— Start GIVEN DATA —

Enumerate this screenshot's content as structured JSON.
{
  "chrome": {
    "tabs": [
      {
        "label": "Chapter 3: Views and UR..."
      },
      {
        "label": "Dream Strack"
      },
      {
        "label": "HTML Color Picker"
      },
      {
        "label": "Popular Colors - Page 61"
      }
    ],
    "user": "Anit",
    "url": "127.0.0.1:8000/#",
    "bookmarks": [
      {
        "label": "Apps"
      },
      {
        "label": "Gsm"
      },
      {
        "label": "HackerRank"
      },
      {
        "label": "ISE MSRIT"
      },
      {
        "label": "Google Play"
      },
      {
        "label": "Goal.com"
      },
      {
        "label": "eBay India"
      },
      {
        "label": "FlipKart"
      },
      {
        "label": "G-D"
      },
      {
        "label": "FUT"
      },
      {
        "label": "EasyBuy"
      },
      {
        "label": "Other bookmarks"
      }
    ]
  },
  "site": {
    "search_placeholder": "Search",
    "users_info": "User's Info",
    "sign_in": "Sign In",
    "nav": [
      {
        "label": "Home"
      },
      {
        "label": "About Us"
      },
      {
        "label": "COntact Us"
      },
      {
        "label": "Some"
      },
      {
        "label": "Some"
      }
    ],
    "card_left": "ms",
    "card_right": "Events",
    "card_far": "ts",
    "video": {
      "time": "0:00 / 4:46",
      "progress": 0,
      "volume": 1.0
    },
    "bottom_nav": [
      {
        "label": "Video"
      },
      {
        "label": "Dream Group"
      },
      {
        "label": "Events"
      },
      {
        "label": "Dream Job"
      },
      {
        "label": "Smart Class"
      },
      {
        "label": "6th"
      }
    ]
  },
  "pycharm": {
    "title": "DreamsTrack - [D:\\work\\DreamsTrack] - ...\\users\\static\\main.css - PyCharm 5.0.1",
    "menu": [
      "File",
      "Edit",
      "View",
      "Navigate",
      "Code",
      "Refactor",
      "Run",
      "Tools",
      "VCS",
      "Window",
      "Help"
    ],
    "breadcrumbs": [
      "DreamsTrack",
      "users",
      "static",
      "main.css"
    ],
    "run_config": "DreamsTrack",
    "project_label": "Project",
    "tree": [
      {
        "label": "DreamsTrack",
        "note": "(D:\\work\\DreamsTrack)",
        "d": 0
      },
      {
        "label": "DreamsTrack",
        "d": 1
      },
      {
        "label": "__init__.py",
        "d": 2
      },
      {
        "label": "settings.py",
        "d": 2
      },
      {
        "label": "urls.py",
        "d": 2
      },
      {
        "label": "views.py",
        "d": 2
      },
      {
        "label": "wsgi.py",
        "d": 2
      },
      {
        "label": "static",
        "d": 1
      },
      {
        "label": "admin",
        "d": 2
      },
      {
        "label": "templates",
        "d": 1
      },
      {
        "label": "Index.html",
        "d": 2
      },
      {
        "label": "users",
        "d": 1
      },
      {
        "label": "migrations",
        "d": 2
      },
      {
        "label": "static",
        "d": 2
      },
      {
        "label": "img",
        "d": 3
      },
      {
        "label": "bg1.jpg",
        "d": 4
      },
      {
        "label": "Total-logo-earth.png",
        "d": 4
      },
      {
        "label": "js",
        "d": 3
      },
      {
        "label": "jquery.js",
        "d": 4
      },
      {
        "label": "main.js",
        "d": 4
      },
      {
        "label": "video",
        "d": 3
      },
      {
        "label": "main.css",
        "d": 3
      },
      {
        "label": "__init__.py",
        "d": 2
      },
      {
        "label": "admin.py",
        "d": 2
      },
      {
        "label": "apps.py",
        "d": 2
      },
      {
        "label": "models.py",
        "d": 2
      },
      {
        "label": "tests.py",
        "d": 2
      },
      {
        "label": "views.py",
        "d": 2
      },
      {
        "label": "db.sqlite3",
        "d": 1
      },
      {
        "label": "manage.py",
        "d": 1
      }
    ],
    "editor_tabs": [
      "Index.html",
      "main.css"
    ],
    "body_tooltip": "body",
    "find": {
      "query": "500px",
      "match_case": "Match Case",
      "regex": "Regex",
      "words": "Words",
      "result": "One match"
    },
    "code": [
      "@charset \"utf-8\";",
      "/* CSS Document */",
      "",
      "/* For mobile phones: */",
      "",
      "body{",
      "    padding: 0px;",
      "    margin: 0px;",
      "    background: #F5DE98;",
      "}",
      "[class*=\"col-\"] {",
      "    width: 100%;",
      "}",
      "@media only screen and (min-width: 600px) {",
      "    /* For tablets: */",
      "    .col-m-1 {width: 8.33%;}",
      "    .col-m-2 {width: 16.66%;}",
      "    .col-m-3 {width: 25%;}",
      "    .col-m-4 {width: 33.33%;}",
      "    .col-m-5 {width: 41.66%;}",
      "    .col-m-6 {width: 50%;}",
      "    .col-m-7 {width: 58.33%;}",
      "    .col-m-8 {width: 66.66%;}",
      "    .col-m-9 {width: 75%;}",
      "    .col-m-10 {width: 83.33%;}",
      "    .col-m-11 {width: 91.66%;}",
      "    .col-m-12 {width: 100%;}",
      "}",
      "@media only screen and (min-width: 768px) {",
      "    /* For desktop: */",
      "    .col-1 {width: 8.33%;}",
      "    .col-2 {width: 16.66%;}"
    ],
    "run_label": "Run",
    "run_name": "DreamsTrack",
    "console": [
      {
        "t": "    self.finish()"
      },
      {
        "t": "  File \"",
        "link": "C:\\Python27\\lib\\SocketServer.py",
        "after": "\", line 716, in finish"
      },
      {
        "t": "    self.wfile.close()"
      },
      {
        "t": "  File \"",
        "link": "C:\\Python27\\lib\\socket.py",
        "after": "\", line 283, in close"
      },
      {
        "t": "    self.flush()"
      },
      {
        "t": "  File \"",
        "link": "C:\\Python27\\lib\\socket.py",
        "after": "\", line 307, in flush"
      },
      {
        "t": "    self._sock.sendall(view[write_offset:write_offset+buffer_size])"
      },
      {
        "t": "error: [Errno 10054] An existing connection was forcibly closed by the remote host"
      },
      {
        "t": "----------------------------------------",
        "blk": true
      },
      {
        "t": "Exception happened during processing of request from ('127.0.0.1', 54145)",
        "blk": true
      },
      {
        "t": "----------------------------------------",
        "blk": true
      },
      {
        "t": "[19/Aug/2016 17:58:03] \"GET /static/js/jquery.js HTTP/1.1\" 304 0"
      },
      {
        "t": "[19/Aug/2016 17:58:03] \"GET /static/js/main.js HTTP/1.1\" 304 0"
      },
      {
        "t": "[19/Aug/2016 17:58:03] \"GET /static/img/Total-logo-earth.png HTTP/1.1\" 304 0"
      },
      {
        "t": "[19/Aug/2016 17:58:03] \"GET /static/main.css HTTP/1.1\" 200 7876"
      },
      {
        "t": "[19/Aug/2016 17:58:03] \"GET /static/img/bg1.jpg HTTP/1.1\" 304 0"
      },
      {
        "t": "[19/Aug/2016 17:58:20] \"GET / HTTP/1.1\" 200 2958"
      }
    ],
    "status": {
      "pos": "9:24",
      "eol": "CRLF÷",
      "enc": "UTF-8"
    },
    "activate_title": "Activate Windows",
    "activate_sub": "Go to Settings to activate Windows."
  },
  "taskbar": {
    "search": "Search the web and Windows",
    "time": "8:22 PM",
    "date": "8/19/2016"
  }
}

— End GIVEN DATA —

[STATED GOAL]: Every line that holds the string "after" should be returned.

[ANSWER TO THE EXERCISE]:
        "after": "\", line 716, in finish"
        "after": "\", line 283, in close"
        "after": "\", line 307, in flush"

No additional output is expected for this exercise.